◆ Given request ◆
Set the data down again, exactly as it reads, but without the pictures.

[Data entries]
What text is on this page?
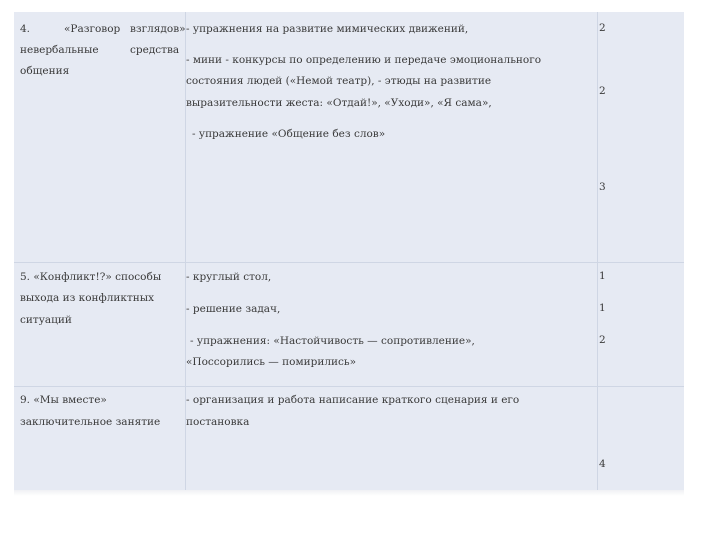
4.	«Разговор взглядов»
невербальные	средства
общения
- упражнения на развитие мимических движений,
- мини - конкурсы по определению и передаче эмоционального
состояния людей («Немой театр), - этюды на развитие
выразительности жеста: «Отдай!», «Уходи», «Я сама»,
- упражнение «Общение без слов»
2
2
3
5. «Конфликт!?» способы
выхода из конфликтных
ситуаций
- круглый стол,
- решение задач,
- упражнения: «Настойчивость — сопротивление»,
«Поссорились — помирились»
1
1
2
9. «Мы вместе»
заключительное занятие
- организация и работа написание краткого сценария и его
постановка
4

◆ Response ◆
What text is on this page?
4.	«Разговор взглядов»
невербальные	средства
общения
- упражнения на развитие мимических движений,
- мини - конкурсы по определению и передаче эмоционального
состояния людей («Немой театр), - этюды на развитие
выразительности жеста: «Отдай!», «Уходи», «Я сама»,
- упражнение «Общение без слов»
2
2
3
5. «Конфликт!?» способы
выхода из конфликтных
ситуаций
- круглый стол,
- решение задач,
- упражнения: «Настойчивость — сопротивление»,
«Поссорились — помирились»
1
1
2
9. «Мы вместе»
заключительное занятие
- организация и работа написание краткого сценария и его
постановка
4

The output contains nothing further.